WHAT THE TASK ASKS
Without the pictures, return each record as it appears.

#### LISTED ENTRIES

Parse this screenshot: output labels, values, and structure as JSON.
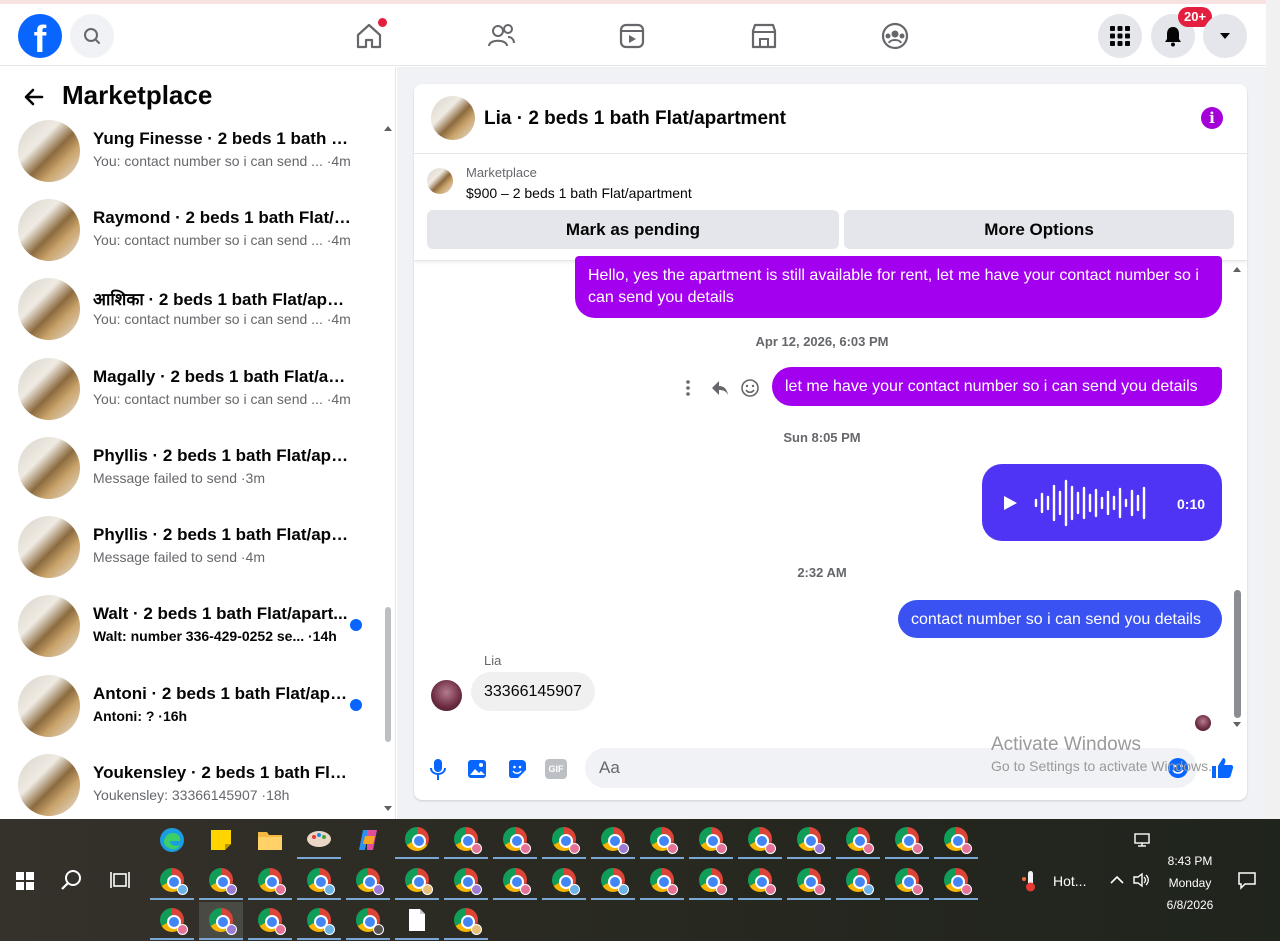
{
  "topbar": {
    "logo": "f",
    "notifications_badge": "20+"
  },
  "sidebar": {
    "title": "Marketplace",
    "conversations": [
      {
        "name": "Yung Finesse · 2 beds 1 bath Flat...",
        "preview": "You: contact number so i can send ... ·4m",
        "unread": false
      },
      {
        "name": "Raymond · 2 beds 1 bath Flat/ap...",
        "preview": "You: contact number so i can send ... ·4m",
        "unread": false
      },
      {
        "name": "आशिका · 2 beds 1 bath Flat/apart...",
        "preview": "You: contact number so i can send ... ·4m",
        "unread": false
      },
      {
        "name": "Magally · 2 beds 1 bath Flat/apar...",
        "preview": "You: contact number so i can send ... ·4m",
        "unread": false
      },
      {
        "name": "Phyllis · 2 beds 1 bath Flat/apart...",
        "preview": "Message failed to send ·3m",
        "unread": false
      },
      {
        "name": "Phyllis · 2 beds 1 bath Flat/apart...",
        "preview": "Message failed to send ·4m",
        "unread": false
      },
      {
        "name": "Walt · 2 beds 1 bath Flat/apart...",
        "preview": "Walt: number 336-429-0252 se... ·14h",
        "unread": true
      },
      {
        "name": "Antoni · 2 beds 1 bath Flat/apa...",
        "preview": "Antoni: ? ·16h",
        "unread": true
      },
      {
        "name": "Youkensley · 2 beds 1 bath Flat/a...",
        "preview": "Youkensley: 33366145907 ·18h",
        "unread": false
      }
    ]
  },
  "chat": {
    "title": "Lia · 2 beds 1 bath Flat/apartment",
    "listing_label": "Marketplace",
    "listing_price": "$900 – 2 beds 1 bath Flat/apartment",
    "mark_pending": "Mark as pending",
    "more_options": "More Options",
    "msg1": "Hello, yes the apartment is still available for rent, let me have your contact number so i can send you details",
    "stamp1": "Apr 12, 2026, 6:03 PM",
    "msg2": "let me have your contact number so i can send you details",
    "stamp2": "Sun 8:05 PM",
    "voice_duration": "0:10",
    "stamp3": "2:32 AM",
    "msg3": "contact number so i can send you details",
    "sender": "Lia",
    "msg4": "33366145907",
    "input_placeholder": "Aa",
    "gif_label": "GIF"
  },
  "watermark": {
    "line1": "Activate Windows",
    "line2": "Go to Settings to activate Windows."
  },
  "taskbar": {
    "weather": "Hot...",
    "time": "8:43 PM",
    "day": "Monday",
    "date": "6/8/2026"
  },
  "colors": {
    "brand": "#0866ff",
    "purple_bubble": "#a400f0",
    "blue_bubble": "#3b52f2"
  }
}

########

EXERCISE OUTPUT
Parse this screenshot: output labels, values, and structure as JSON.
{
  "topbar": {
    "logo": "f",
    "notifications_badge": "20+"
  },
  "sidebar": {
    "title": "Marketplace",
    "conversations": [
      {
        "name": "Yung Finesse · 2 beds 1 bath Flat...",
        "preview": "You: contact number so i can send ... ·4m",
        "unread": false
      },
      {
        "name": "Raymond · 2 beds 1 bath Flat/ap...",
        "preview": "You: contact number so i can send ... ·4m",
        "unread": false
      },
      {
        "name": "आशिका · 2 beds 1 bath Flat/apart...",
        "preview": "You: contact number so i can send ... ·4m",
        "unread": false
      },
      {
        "name": "Magally · 2 beds 1 bath Flat/apar...",
        "preview": "You: contact number so i can send ... ·4m",
        "unread": false
      },
      {
        "name": "Phyllis · 2 beds 1 bath Flat/apart...",
        "preview": "Message failed to send ·3m",
        "unread": false
      },
      {
        "name": "Phyllis · 2 beds 1 bath Flat/apart...",
        "preview": "Message failed to send ·4m",
        "unread": false
      },
      {
        "name": "Walt · 2 beds 1 bath Flat/apart...",
        "preview": "Walt: number 336-429-0252 se... ·14h",
        "unread": true
      },
      {
        "name": "Antoni · 2 beds 1 bath Flat/apa...",
        "preview": "Antoni: ? ·16h",
        "unread": true
      },
      {
        "name": "Youkensley · 2 beds 1 bath Flat/a...",
        "preview": "Youkensley: 33366145907 ·18h",
        "unread": false
      }
    ]
  },
  "chat": {
    "title": "Lia · 2 beds 1 bath Flat/apartment",
    "listing_label": "Marketplace",
    "listing_price": "$900 – 2 beds 1 bath Flat/apartment",
    "mark_pending": "Mark as pending",
    "more_options": "More Options",
    "msg1": "Hello, yes the apartment is still available for rent, let me have your contact number so i can send you details",
    "stamp1": "Apr 12, 2026, 6:03 PM",
    "msg2": "let me have your contact number so i can send you details",
    "stamp2": "Sun 8:05 PM",
    "voice_duration": "0:10",
    "stamp3": "2:32 AM",
    "msg3": "contact number so i can send you details",
    "sender": "Lia",
    "msg4": "33366145907",
    "input_placeholder": "Aa",
    "gif_label": "GIF"
  },
  "watermark": {
    "line1": "Activate Windows",
    "line2": "Go to Settings to activate Windows."
  },
  "taskbar": {
    "weather": "Hot...",
    "time": "8:43 PM",
    "day": "Monday",
    "date": "6/8/2026"
  },
  "colors": {
    "brand": "#0866ff",
    "purple_bubble": "#a400f0",
    "blue_bubble": "#3b52f2"
  }
}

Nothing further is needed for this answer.